* REQUIREMENT
In the records that follow, show each line where the word "long" is present.

* EXERCISE INPUT
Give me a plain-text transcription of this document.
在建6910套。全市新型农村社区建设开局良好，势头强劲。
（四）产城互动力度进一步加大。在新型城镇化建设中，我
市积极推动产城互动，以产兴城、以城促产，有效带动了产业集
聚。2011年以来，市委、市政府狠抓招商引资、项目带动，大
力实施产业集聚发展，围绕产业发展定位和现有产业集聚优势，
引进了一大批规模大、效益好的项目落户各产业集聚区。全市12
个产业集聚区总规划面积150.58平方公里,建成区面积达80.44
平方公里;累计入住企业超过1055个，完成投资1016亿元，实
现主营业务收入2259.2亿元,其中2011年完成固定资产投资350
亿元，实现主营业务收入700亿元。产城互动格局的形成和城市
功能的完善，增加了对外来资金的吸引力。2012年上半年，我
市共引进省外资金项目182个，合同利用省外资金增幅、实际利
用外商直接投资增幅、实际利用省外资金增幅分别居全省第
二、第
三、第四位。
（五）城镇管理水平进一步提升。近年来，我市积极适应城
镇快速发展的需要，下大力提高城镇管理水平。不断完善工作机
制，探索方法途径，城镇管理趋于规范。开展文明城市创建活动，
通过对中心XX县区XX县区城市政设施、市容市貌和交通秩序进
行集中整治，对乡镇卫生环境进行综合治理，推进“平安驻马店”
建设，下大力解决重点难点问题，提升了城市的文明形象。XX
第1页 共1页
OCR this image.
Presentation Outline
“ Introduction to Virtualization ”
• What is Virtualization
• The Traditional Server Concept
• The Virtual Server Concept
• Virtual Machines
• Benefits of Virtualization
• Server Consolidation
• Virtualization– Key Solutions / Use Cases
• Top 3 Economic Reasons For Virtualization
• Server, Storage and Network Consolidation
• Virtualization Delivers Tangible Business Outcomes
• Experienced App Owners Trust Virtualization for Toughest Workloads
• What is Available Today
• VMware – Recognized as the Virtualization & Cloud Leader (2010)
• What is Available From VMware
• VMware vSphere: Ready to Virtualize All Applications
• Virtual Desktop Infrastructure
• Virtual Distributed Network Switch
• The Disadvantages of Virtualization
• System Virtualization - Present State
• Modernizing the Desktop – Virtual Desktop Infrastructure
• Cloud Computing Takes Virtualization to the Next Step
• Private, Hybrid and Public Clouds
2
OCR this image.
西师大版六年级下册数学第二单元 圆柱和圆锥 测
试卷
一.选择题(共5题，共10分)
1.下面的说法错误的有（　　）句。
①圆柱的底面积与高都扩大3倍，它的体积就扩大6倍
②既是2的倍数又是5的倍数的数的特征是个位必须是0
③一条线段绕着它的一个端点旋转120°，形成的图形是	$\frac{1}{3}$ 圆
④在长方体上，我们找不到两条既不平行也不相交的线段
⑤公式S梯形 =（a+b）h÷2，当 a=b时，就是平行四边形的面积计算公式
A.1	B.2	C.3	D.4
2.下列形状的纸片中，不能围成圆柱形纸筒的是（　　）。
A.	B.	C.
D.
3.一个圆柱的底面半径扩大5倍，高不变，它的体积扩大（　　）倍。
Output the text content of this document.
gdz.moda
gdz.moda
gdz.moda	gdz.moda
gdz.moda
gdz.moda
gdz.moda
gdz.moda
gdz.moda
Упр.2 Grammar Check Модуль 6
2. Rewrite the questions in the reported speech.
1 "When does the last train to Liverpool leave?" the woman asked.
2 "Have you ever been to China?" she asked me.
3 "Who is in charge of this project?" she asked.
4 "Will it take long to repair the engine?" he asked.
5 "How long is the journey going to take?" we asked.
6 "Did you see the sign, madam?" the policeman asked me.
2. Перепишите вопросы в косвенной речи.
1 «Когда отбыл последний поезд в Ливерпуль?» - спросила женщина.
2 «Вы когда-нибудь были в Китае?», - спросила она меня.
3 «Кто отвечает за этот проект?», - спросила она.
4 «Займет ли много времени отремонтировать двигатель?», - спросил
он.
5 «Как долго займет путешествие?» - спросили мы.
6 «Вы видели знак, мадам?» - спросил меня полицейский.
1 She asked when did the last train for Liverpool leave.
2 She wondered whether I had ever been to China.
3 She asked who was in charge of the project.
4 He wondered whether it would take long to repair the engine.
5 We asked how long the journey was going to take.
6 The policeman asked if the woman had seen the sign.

* ANSWER FOR THIS EXERCISE
4 "Will it take long to repair the engine?" he asked.
5 "How long is the journey going to take?" we asked.
4 He wondered whether it would take long to repair the engine.
5 We asked how long the journey was going to take.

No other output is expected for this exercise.